Figure data in JSON:
▼▼▼
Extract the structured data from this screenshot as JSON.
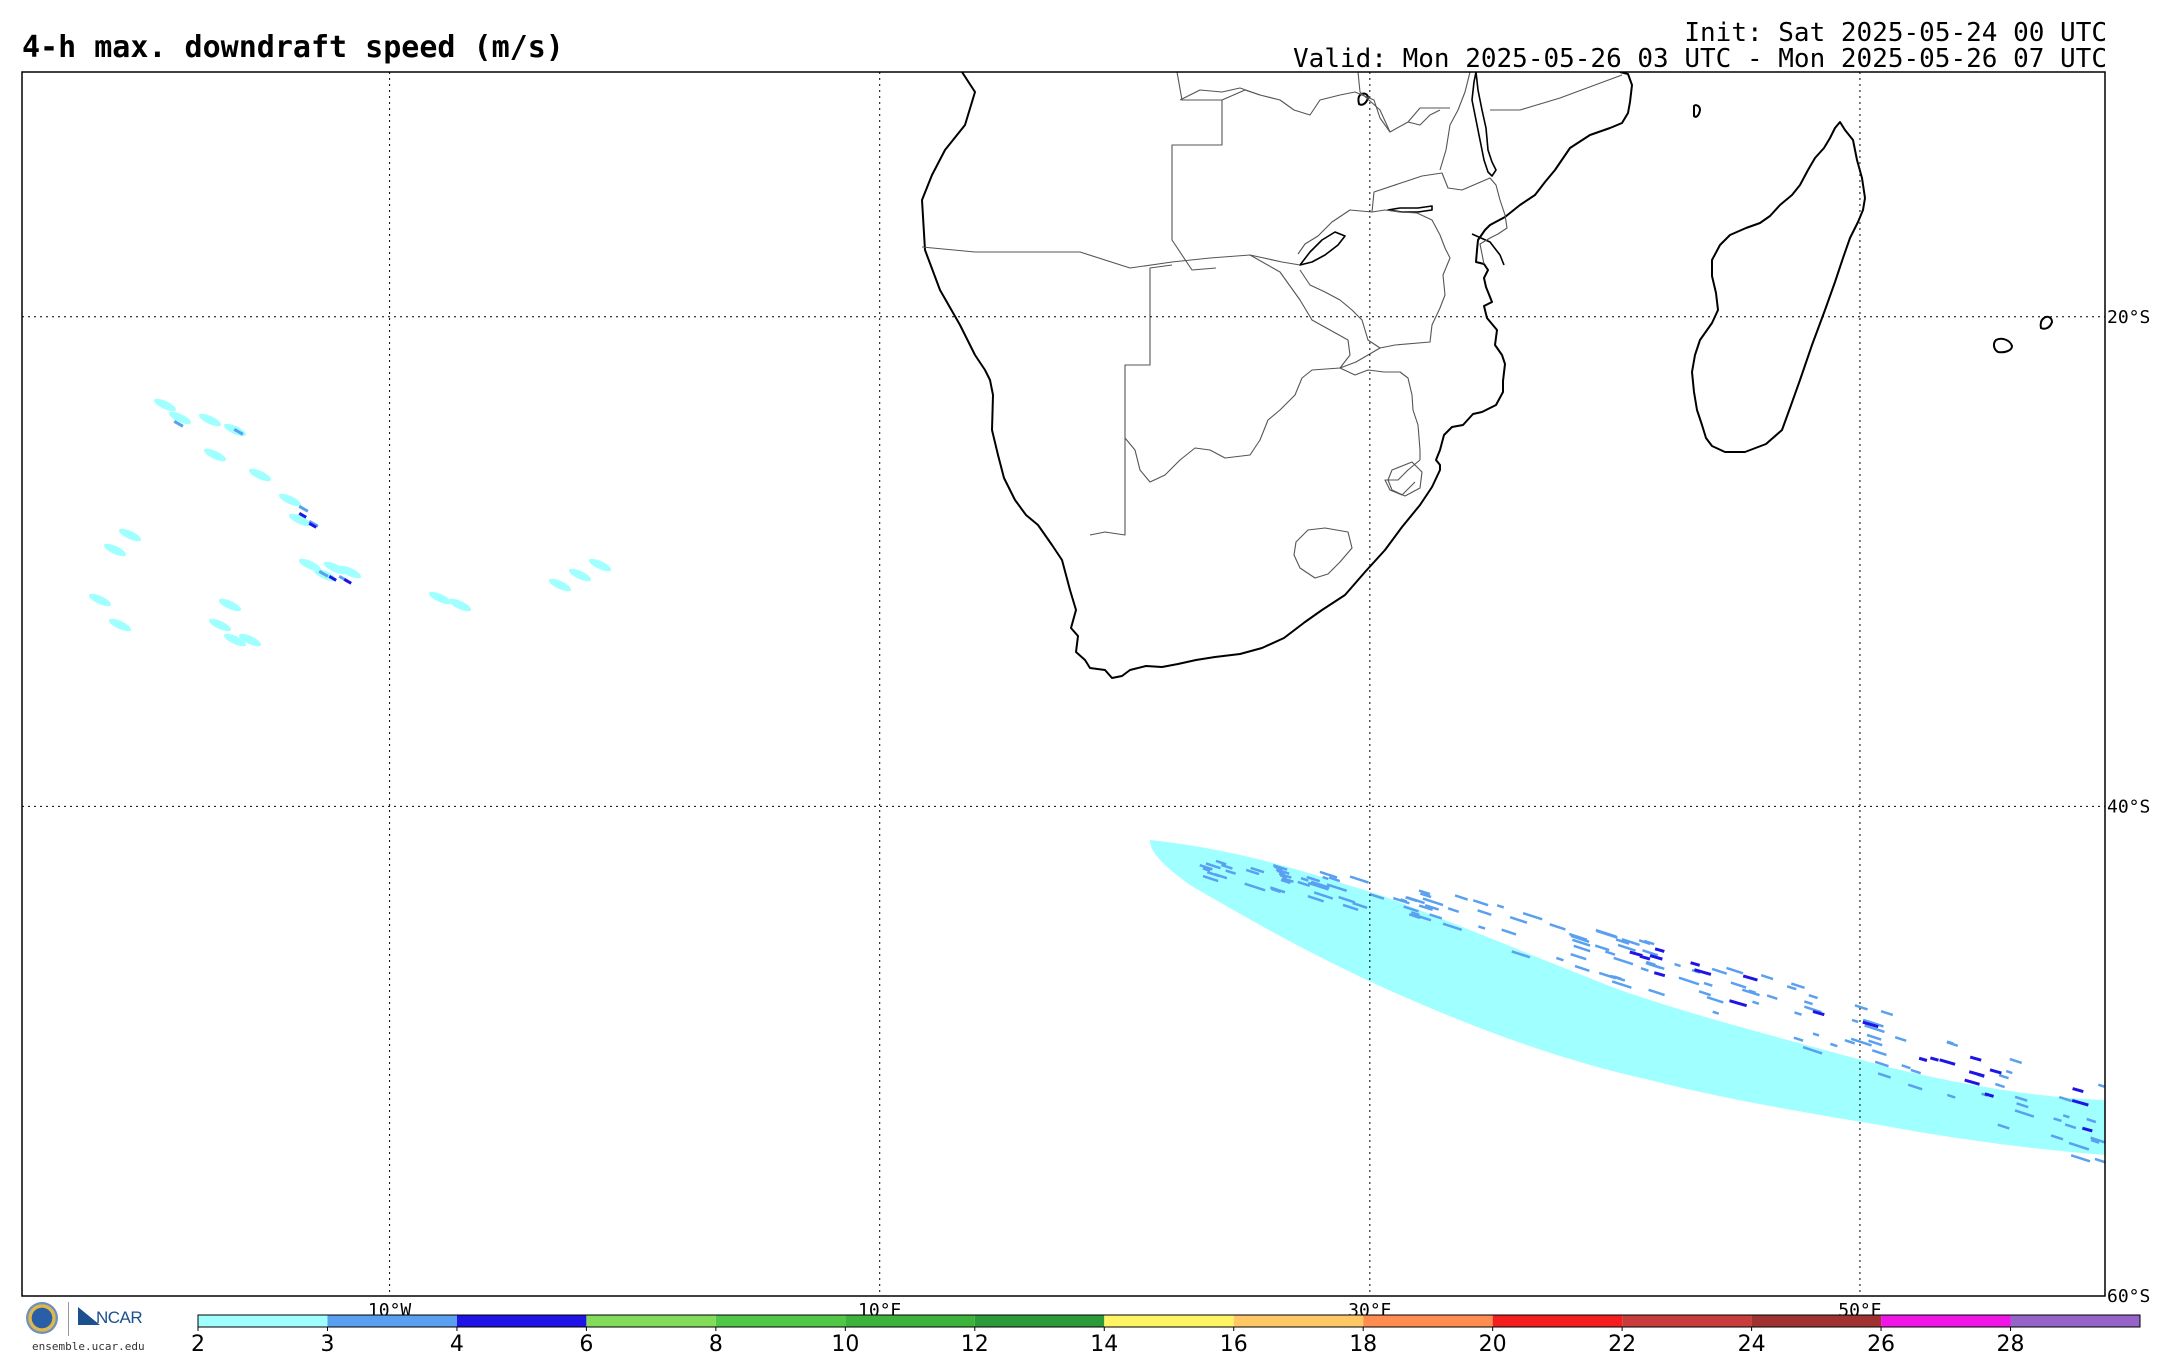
{
  "header": {
    "title": "4-h max. downdraft speed (m/s)",
    "init": "Init: Sat 2025-05-24 00 UTC",
    "valid": "Valid: Mon 2025-05-26 03 UTC - Mon 2025-05-26 07 UTC"
  },
  "map": {
    "lon_range": [
      -25,
      60
    ],
    "lat_range": [
      -60,
      -10
    ],
    "lon_ticks": [
      {
        "value": -10,
        "label": "10°W"
      },
      {
        "value": 10,
        "label": "10°E"
      },
      {
        "value": 30,
        "label": "30°E"
      },
      {
        "value": 50,
        "label": "50°E"
      }
    ],
    "lat_ticks": [
      {
        "value": -20,
        "label": "20°S"
      },
      {
        "value": -40,
        "label": "40°S"
      },
      {
        "value": -60,
        "label": "60°S"
      }
    ],
    "coastline_color": "#000000",
    "border_color": "#555555",
    "gridline_style": "dotted"
  },
  "colorbar": {
    "labels": [
      "2",
      "3",
      "4",
      "6",
      "8",
      "10",
      "12",
      "14",
      "16",
      "18",
      "20",
      "22",
      "24",
      "26",
      "28"
    ],
    "colors": [
      "#a0ffff",
      "#5aa0f0",
      "#1e14e6",
      "#82dc5a",
      "#50c846",
      "#3cb43c",
      "#2a9a3a",
      "#fff564",
      "#ffc864",
      "#ff8c50",
      "#f51e1e",
      "#c83c3c",
      "#a03232",
      "#f014e6",
      "#9664c8"
    ]
  },
  "logos": {
    "nsf_alt": "NSF",
    "ncar_text": "NCAR",
    "credit": "ensemble.ucar.edu"
  }
}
▲▲▲
_PROBLEM_
Show, from the material above, each line that includes the string "value".

_SOLUTION TO THIS PROBLEM_
        "value": -10,
        "value": 10,
        "value": 30,
        "value": 50,
        "value": -20,
        "value": -40,
        "value": -60,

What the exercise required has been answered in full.